Requirement: Take every line containing "Output" from the material and copy it.

Input material:
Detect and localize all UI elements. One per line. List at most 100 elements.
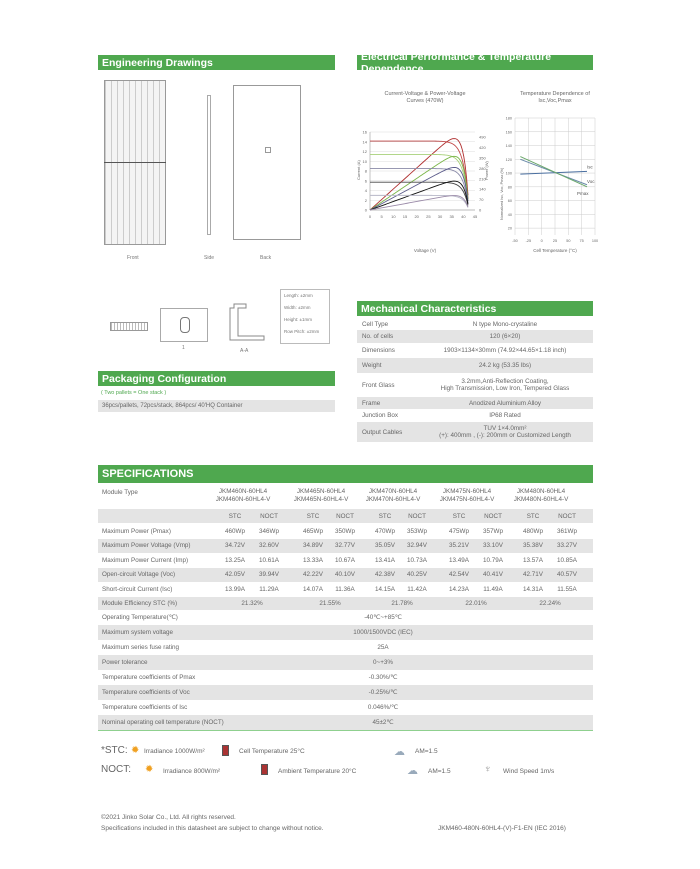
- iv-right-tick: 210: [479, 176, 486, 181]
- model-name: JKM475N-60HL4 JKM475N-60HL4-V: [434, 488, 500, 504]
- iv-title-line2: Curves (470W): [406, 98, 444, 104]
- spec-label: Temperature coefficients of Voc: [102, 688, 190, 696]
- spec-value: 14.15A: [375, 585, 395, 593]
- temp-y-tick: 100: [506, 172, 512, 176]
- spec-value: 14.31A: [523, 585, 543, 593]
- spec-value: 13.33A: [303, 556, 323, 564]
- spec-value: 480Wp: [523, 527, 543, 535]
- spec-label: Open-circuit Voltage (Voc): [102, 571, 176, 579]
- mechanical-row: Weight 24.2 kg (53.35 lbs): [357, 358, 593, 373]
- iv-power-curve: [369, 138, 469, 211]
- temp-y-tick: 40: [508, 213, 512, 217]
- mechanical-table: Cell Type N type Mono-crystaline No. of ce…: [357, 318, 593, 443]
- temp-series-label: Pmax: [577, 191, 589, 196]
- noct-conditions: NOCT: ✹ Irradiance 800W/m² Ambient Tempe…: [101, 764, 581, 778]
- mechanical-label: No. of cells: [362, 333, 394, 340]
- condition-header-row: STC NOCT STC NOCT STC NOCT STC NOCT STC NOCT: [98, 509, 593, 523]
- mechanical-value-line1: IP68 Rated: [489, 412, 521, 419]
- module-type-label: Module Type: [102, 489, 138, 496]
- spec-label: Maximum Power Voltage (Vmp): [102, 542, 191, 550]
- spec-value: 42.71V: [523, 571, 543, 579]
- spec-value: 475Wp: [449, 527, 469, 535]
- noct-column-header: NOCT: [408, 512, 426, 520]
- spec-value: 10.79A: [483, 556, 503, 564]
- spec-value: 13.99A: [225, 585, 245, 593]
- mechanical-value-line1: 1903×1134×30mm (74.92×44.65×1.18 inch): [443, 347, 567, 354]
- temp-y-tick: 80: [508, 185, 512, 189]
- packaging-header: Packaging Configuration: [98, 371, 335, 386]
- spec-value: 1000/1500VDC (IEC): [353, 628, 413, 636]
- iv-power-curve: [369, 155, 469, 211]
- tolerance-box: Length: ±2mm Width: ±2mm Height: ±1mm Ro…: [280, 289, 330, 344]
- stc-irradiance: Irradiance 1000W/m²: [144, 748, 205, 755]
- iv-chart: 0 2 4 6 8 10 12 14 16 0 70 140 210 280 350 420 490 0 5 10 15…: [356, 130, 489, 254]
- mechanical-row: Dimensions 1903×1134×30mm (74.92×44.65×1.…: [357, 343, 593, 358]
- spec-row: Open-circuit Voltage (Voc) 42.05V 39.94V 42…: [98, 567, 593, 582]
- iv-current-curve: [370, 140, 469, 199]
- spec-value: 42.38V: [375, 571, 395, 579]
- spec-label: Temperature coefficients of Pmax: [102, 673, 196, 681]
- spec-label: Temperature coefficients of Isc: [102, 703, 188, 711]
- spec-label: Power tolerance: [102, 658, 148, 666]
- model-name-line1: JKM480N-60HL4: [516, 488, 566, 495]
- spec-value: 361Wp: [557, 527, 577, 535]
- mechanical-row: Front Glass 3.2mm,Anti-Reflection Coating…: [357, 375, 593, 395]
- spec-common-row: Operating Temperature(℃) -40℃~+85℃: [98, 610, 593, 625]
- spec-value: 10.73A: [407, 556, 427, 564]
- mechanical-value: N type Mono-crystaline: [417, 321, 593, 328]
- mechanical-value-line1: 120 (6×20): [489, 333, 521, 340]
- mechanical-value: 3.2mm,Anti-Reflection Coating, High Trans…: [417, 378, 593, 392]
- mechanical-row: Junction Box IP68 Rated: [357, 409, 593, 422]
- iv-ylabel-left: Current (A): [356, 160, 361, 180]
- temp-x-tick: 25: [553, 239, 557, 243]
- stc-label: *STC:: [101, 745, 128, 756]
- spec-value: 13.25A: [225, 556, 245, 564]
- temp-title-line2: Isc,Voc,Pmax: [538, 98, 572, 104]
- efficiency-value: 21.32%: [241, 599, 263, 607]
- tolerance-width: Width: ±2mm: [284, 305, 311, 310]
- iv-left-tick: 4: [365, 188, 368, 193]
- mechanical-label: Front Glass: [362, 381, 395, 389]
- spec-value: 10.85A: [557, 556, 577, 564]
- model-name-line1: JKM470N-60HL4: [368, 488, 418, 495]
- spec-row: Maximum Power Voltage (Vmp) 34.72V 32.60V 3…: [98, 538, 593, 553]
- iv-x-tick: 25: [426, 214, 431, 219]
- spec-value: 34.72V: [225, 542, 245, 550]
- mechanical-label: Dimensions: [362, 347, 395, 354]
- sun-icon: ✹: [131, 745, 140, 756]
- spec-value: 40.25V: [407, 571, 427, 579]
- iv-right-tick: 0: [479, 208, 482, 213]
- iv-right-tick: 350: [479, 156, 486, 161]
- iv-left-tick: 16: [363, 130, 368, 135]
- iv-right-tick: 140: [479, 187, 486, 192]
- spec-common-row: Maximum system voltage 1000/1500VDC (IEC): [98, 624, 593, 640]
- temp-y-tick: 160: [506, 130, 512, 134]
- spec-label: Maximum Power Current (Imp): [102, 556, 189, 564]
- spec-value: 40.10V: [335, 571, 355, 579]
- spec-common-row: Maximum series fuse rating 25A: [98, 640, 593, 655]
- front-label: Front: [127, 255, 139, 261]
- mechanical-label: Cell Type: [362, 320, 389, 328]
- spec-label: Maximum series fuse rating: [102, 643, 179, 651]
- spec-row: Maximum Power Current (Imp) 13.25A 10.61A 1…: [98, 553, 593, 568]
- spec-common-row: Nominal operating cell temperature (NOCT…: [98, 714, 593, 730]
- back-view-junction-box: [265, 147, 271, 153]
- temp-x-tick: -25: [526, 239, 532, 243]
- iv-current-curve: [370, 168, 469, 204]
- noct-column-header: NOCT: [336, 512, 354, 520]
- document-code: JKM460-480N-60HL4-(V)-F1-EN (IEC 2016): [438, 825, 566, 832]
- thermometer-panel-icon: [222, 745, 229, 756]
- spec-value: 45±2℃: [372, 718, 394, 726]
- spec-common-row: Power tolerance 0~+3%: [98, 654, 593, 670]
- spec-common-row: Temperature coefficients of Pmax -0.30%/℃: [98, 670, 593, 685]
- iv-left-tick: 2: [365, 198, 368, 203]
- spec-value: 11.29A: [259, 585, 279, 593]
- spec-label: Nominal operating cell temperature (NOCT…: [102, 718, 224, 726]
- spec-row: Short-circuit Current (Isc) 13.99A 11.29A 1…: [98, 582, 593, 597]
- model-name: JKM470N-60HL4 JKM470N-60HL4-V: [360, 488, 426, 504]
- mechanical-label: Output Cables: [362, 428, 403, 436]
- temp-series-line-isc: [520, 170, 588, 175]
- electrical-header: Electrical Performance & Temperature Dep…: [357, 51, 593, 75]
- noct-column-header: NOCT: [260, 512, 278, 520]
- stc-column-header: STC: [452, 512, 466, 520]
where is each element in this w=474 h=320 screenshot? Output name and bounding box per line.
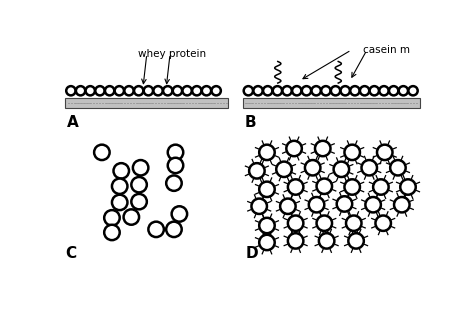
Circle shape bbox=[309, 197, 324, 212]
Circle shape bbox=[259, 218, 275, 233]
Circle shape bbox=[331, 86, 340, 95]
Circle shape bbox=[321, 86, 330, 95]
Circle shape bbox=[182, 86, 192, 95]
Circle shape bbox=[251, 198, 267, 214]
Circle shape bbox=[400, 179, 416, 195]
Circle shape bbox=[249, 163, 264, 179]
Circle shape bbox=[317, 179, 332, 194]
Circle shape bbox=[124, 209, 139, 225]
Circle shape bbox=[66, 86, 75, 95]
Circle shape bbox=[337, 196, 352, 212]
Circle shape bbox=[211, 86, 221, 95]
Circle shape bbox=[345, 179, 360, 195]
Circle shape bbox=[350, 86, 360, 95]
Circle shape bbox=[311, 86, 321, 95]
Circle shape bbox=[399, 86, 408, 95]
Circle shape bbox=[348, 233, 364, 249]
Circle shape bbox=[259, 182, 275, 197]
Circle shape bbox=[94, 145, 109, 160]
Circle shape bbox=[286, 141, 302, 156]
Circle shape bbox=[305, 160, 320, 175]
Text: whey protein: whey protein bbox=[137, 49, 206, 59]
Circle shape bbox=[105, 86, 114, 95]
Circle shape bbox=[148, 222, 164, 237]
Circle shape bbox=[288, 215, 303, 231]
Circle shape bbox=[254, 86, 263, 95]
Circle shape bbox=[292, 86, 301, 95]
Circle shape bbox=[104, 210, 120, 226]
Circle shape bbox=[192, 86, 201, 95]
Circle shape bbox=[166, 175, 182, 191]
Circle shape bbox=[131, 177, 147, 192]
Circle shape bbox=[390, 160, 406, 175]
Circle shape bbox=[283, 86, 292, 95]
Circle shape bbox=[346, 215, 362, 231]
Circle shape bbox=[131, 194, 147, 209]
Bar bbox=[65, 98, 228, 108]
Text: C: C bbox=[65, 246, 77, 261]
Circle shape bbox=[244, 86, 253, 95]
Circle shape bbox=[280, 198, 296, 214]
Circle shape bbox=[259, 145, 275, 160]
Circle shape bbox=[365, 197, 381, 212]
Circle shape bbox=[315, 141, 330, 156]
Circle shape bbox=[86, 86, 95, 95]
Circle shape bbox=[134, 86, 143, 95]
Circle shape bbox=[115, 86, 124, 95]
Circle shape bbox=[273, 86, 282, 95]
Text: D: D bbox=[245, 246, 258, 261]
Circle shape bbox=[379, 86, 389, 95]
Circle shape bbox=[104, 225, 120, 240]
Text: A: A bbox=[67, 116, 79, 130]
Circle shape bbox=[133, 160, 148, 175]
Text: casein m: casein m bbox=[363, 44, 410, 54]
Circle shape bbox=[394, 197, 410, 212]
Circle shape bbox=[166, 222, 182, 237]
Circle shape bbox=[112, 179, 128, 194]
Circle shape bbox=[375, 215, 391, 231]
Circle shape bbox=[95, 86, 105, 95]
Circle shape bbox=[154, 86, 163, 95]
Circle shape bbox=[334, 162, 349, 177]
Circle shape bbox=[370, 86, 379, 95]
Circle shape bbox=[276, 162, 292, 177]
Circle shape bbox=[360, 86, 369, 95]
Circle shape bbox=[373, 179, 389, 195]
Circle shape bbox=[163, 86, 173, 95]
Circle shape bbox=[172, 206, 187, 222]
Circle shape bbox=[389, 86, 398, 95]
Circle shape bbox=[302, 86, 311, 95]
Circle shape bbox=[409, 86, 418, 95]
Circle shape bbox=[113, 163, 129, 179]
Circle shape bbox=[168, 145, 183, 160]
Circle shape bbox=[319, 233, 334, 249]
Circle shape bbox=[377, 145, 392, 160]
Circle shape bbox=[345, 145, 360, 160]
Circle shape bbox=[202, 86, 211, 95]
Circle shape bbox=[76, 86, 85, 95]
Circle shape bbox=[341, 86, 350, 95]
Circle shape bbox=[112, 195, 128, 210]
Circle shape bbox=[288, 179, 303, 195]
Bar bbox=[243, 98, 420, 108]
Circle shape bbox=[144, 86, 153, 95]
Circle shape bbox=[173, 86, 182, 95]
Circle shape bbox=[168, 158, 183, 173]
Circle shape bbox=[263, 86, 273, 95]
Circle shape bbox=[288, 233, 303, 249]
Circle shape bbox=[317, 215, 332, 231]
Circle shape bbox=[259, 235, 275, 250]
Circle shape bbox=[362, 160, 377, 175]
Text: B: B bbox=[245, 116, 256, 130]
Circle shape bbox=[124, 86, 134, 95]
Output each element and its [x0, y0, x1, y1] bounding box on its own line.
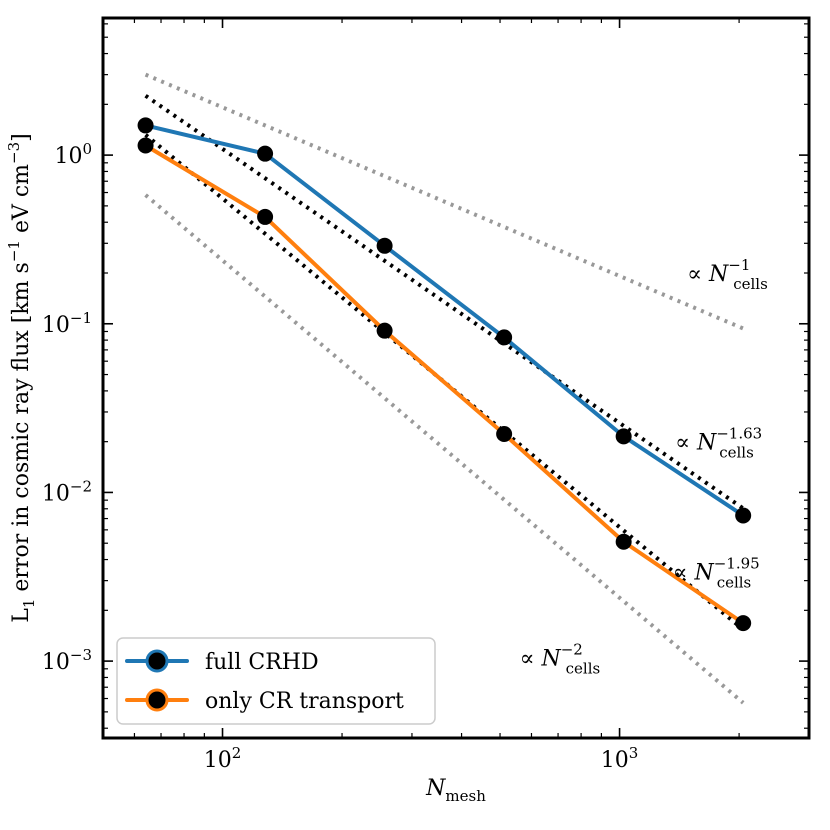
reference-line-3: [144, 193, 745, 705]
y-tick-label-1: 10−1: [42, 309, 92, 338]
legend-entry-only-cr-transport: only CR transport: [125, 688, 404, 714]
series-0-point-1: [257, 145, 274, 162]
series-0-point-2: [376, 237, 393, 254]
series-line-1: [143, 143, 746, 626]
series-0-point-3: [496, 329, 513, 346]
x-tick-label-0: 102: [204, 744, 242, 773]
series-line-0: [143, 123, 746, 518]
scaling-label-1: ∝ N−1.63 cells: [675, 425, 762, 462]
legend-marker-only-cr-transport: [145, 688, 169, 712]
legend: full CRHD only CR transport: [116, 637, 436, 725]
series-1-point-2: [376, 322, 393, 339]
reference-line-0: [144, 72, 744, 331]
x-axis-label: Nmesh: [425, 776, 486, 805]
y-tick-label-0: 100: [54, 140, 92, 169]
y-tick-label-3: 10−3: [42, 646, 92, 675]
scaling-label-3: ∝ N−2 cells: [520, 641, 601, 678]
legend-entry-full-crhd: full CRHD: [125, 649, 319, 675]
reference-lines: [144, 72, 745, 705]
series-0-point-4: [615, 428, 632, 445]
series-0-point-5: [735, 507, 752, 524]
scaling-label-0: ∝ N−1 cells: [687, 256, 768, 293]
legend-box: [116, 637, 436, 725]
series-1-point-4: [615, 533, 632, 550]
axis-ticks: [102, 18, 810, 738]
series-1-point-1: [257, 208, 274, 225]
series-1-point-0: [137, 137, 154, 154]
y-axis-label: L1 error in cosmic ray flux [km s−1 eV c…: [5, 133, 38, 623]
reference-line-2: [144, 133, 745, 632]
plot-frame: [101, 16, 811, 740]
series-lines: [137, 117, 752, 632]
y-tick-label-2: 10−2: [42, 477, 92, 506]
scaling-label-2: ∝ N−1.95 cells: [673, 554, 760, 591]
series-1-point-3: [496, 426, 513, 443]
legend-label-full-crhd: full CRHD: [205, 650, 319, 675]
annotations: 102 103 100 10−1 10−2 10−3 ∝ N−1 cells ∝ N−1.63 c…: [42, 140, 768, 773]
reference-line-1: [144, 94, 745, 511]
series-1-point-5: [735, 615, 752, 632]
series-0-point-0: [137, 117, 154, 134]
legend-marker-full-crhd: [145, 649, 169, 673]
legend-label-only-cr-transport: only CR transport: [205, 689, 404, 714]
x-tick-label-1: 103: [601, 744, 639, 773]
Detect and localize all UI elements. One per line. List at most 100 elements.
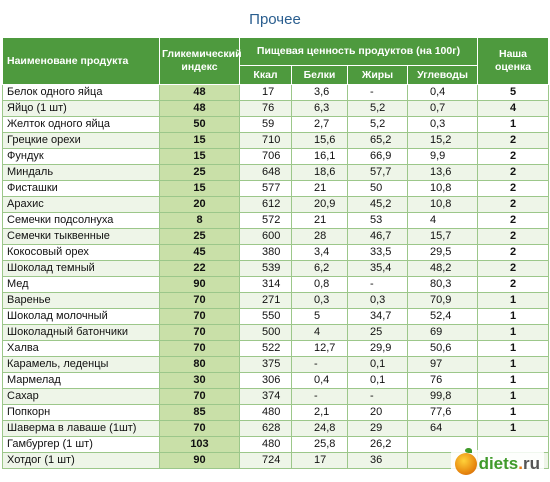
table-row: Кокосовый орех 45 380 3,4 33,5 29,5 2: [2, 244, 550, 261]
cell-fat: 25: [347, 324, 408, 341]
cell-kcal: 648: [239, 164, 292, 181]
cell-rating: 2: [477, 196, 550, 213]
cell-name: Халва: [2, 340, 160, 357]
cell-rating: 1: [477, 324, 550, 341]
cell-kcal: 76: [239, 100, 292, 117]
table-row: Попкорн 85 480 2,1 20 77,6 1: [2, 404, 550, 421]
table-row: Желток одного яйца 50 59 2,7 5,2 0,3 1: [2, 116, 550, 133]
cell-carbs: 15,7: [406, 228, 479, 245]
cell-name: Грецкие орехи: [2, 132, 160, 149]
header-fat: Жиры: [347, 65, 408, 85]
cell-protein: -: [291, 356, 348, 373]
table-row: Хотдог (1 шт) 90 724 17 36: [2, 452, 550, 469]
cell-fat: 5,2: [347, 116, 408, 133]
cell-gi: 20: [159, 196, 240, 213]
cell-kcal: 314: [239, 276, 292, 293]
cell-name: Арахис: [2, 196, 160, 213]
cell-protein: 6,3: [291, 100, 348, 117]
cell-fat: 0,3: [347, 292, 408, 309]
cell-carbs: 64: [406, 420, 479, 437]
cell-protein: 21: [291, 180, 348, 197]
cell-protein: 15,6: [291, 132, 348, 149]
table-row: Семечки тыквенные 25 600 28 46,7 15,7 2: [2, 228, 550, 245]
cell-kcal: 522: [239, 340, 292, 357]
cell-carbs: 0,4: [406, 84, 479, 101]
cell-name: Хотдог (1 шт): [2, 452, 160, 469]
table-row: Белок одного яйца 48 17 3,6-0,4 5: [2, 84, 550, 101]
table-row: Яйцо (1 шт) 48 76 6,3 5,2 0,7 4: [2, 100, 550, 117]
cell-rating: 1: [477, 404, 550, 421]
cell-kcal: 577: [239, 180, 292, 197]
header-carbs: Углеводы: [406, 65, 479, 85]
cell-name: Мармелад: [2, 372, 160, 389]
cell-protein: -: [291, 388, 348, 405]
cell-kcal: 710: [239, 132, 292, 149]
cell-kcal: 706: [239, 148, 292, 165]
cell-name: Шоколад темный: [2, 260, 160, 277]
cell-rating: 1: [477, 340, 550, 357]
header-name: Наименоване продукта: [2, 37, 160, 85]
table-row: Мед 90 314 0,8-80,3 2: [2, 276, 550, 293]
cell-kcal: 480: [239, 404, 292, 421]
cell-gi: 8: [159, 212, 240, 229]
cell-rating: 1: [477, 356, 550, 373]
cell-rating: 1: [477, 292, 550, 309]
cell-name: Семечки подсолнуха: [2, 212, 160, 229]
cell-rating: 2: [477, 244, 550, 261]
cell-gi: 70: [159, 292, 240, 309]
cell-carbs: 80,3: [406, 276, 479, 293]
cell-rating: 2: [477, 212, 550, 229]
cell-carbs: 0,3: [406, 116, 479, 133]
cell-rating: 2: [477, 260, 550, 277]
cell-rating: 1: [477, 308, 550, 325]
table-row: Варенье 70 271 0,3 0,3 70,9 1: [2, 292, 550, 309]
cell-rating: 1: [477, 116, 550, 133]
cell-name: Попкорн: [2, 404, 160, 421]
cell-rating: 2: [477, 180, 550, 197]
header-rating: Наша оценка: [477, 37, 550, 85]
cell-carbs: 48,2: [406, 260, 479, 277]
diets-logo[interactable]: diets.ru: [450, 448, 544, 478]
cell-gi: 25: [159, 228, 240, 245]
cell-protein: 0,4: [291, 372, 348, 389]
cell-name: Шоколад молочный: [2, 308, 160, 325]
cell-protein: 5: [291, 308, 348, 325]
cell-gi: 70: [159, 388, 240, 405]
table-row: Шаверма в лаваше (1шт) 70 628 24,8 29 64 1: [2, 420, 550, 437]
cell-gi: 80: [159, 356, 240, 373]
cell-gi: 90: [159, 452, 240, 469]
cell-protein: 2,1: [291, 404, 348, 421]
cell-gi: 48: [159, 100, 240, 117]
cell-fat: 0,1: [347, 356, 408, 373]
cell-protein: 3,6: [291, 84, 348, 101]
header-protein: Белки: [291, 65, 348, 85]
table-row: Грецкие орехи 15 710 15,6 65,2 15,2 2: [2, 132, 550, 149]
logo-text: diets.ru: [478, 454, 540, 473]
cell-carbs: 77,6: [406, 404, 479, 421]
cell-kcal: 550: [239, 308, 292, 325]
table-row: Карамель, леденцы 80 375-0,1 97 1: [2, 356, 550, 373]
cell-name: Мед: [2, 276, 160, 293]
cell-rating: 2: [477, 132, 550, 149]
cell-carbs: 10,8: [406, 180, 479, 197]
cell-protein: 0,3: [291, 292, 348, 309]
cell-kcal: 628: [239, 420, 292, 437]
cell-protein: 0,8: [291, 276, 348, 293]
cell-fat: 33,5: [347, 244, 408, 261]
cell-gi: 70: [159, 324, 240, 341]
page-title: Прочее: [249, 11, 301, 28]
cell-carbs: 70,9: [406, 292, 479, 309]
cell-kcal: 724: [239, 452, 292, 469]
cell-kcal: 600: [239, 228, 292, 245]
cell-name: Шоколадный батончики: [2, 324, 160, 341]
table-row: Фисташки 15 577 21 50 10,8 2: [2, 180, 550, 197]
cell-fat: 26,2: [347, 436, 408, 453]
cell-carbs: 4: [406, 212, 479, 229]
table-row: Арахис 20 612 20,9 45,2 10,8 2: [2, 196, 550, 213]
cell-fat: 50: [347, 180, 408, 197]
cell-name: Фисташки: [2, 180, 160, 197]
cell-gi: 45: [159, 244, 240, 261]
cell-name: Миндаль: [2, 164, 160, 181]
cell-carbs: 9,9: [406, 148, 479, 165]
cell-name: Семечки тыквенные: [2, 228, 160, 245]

Response to this task:
- mechanical-label: Output Cables: [362, 428, 403, 436]
where is each element in this w=474 h=320 screenshot? Output name and bounding box per line.
Output each element and its [x0, y0, x1, y1] bounding box on its own line.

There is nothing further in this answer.